> [Stored records]
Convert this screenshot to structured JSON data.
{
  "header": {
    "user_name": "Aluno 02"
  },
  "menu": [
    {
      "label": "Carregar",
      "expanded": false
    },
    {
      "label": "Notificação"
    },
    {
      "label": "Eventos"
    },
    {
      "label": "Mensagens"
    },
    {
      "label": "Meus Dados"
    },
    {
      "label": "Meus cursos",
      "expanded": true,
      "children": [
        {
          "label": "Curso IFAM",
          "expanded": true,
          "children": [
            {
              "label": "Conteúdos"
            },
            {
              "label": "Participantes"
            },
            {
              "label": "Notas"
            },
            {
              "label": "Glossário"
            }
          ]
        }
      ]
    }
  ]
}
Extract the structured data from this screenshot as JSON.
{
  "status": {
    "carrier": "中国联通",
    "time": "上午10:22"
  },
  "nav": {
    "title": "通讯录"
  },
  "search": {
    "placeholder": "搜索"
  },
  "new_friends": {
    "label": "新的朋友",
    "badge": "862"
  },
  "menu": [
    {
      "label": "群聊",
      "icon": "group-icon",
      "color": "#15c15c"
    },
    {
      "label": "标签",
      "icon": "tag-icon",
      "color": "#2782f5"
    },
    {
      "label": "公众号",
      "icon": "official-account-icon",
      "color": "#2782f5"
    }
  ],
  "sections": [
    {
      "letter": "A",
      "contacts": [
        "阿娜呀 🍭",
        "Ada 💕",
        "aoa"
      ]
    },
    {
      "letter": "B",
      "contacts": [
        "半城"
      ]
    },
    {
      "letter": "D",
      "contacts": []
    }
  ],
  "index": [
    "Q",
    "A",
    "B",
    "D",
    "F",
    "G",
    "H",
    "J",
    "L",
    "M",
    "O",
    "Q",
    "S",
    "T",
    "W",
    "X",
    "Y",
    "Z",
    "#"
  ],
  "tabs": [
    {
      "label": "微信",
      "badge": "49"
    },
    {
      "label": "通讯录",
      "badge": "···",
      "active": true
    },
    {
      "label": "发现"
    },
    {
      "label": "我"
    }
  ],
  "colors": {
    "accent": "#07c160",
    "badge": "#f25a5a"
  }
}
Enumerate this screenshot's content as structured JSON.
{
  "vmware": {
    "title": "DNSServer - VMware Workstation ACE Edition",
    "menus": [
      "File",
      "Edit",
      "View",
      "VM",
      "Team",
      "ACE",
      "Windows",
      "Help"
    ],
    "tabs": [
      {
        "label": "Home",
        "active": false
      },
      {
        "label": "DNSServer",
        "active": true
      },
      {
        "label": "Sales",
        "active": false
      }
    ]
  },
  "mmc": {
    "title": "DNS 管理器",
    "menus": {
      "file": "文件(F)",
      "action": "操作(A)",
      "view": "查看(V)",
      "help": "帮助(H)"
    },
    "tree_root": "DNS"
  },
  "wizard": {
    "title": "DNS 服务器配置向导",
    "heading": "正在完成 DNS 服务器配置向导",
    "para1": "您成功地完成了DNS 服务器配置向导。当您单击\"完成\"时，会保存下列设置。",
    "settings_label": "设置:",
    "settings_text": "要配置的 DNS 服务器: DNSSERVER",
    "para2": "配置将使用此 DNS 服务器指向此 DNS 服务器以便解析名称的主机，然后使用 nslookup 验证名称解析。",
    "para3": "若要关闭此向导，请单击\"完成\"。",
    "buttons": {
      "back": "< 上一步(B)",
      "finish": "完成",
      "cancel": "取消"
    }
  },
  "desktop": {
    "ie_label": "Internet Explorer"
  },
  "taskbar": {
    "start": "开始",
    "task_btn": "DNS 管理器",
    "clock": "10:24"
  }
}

> [Work required] Look for "title" and pull out every line that has it.

> [Answer for this exercise]
    "title": "通讯录"
    "title": "DNSServer - VMware Workstation ACE Edition",
    "title": "DNS 管理器",
    "title": "DNS 服务器配置向导",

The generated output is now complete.